**WRITTEN EXERCISE:**
Return the full material exactly.
-- Start DATA SUPPLIED --
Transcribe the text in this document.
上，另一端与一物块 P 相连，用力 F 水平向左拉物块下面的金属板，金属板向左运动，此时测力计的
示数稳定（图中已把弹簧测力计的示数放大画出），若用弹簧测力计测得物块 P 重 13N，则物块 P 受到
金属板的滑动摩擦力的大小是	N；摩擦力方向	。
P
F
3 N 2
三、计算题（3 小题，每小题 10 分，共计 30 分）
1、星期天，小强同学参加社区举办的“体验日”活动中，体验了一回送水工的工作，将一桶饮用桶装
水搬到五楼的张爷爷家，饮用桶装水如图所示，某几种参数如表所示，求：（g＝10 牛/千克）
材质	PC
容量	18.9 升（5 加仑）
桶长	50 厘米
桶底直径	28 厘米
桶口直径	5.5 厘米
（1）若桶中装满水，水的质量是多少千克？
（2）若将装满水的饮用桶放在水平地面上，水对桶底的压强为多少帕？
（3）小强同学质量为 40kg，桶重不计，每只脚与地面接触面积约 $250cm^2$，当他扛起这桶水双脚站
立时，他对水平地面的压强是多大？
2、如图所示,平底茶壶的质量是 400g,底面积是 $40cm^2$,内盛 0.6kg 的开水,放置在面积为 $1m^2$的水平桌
-- End DATA SUPPLIED --
**RESPONSE:**
Transcribe the text in this document.
上，另一端与一物块 P 相连，用力 F 水平向左拉物块下面的金属板，金属板向左运动，此时测力计的
示数稳定（图中已把弹簧测力计的示数放大画出），若用弹簧测力计测得物块 P 重 13N，则物块 P 受到
金属板的滑动摩擦力的大小是	N；摩擦力方向	。
P
F
3 N 2
三、计算题（3 小题，每小题 10 分，共计 30 分）
1、星期天，小强同学参加社区举办的“体验日”活动中，体验了一回送水工的工作，将一桶饮用桶装
水搬到五楼的张爷爷家，饮用桶装水如图所示，某几种参数如表所示，求：（g＝10 牛/千克）
材质	PC
容量	18.9 升（5 加仑）
桶长	50 厘米
桶底直径	28 厘米
桶口直径	5.5 厘米
（1）若桶中装满水，水的质量是多少千克？
（2）若将装满水的饮用桶放在水平地面上，水对桶底的压强为多少帕？
（3）小强同学质量为 40kg，桶重不计，每只脚与地面接触面积约 $250cm^2$，当他扛起这桶水双脚站
立时，他对水平地面的压强是多大？
2、如图所示,平底茶壶的质量是 400g,底面积是 $40cm^2$,内盛 0.6kg 的开水,放置在面积为 $1m^2$的水平桌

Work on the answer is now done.